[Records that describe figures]
****************************************

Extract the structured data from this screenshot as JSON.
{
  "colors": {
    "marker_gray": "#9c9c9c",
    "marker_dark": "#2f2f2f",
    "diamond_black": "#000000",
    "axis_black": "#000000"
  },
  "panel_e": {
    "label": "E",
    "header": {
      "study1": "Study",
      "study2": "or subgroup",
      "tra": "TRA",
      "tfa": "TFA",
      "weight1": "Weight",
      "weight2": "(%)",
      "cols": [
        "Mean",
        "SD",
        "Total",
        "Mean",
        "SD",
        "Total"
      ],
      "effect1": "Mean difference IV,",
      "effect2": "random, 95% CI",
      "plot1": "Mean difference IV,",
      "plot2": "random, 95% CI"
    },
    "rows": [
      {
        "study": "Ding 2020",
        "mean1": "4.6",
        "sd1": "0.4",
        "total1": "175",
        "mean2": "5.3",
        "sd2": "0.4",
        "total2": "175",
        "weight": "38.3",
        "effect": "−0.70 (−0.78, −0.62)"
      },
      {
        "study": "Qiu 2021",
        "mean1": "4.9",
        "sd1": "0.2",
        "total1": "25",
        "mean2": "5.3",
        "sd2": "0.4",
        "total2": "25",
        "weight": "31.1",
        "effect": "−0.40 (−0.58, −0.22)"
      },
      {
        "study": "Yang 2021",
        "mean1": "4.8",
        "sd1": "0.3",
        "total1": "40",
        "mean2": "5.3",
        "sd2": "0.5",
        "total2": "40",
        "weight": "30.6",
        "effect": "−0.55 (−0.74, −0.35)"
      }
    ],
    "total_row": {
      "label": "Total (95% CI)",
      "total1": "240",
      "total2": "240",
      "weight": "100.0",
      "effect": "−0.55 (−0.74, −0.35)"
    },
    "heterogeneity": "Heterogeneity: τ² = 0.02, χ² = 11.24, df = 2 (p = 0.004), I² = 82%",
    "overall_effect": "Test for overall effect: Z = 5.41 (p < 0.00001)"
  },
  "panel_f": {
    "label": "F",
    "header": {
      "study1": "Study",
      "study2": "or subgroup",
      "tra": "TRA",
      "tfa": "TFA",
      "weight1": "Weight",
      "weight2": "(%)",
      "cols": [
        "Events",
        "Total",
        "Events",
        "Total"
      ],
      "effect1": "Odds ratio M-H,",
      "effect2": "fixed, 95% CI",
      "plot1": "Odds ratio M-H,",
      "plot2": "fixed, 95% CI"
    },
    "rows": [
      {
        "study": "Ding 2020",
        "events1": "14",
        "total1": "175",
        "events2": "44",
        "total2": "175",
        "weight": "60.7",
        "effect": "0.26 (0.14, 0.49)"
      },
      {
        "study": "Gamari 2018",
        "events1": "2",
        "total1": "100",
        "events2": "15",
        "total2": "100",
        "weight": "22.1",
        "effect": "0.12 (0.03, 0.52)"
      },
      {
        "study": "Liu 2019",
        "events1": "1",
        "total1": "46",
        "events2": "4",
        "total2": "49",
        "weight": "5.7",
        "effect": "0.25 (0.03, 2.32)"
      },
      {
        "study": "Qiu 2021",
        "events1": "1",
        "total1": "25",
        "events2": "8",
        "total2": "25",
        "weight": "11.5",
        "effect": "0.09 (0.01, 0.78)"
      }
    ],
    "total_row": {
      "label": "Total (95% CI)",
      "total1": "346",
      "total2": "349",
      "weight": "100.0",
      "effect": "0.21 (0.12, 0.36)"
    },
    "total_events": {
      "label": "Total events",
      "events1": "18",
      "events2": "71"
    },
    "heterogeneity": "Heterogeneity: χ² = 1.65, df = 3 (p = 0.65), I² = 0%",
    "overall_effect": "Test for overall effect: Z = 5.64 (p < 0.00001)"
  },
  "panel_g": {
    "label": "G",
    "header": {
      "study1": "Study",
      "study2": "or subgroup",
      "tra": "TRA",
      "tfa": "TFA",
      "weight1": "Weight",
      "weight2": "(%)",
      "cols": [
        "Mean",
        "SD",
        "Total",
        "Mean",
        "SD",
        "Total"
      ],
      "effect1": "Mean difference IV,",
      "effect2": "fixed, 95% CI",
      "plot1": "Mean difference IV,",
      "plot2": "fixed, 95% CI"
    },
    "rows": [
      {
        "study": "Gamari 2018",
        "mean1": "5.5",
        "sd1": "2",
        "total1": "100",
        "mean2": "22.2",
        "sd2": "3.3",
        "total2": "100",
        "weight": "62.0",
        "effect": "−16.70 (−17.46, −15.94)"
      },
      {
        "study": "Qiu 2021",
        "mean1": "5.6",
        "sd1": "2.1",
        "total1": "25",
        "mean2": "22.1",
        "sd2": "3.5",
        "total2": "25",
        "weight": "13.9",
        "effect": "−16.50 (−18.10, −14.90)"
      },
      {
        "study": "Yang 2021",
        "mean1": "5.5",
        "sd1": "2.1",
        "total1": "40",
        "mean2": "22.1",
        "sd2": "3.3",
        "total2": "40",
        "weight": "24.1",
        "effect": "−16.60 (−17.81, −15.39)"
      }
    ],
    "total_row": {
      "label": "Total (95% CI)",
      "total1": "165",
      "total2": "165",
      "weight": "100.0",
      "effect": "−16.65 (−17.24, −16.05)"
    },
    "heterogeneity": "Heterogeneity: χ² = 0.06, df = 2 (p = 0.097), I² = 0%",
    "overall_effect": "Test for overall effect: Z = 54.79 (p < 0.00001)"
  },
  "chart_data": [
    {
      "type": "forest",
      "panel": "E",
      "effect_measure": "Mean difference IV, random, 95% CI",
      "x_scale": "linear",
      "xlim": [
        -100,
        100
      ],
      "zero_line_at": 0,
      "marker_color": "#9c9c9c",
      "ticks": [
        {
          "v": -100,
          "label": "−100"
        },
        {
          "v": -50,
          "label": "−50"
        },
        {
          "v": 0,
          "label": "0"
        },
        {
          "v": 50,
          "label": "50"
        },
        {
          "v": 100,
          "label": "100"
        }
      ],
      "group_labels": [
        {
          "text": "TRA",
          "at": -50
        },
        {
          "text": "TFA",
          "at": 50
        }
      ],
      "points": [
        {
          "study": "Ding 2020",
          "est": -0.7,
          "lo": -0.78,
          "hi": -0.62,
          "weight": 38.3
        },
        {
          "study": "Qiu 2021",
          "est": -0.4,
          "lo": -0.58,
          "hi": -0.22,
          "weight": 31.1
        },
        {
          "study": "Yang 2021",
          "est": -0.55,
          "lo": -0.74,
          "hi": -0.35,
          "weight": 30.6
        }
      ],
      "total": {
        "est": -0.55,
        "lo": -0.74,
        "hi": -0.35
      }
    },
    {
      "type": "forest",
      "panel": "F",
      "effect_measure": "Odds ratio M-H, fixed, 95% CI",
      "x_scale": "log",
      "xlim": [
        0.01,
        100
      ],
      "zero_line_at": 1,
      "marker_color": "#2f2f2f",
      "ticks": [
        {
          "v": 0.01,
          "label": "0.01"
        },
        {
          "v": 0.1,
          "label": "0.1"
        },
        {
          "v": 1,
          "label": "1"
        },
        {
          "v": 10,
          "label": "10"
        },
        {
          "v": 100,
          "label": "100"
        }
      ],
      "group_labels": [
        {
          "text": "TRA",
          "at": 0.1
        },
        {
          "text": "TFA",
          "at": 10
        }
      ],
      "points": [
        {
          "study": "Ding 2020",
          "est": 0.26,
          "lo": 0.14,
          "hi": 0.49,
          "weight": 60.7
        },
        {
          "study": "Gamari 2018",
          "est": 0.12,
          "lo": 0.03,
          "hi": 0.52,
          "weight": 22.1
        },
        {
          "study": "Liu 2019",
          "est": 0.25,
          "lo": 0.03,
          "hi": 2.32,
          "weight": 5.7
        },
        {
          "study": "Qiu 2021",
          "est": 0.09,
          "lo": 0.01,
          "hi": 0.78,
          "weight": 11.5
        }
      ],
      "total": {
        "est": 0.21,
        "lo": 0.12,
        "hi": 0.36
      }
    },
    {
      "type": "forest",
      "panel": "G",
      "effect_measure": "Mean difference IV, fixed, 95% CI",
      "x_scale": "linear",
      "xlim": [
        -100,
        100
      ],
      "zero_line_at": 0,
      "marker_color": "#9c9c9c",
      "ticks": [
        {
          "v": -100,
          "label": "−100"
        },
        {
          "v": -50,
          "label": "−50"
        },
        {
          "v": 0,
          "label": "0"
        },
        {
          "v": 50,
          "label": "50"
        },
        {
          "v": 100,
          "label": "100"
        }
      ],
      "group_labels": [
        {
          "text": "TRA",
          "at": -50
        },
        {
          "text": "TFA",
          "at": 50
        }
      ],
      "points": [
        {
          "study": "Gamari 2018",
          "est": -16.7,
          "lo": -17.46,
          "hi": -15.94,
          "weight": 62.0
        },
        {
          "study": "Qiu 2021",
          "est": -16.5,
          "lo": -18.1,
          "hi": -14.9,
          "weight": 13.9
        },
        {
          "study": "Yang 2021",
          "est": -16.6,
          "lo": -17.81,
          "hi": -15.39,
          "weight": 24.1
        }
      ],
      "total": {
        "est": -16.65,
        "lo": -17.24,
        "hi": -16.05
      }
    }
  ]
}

****************************************

* **Written task**: Using the listing above, work out how many of its lines include "ratio", and give only the result.

* **Task output**: 3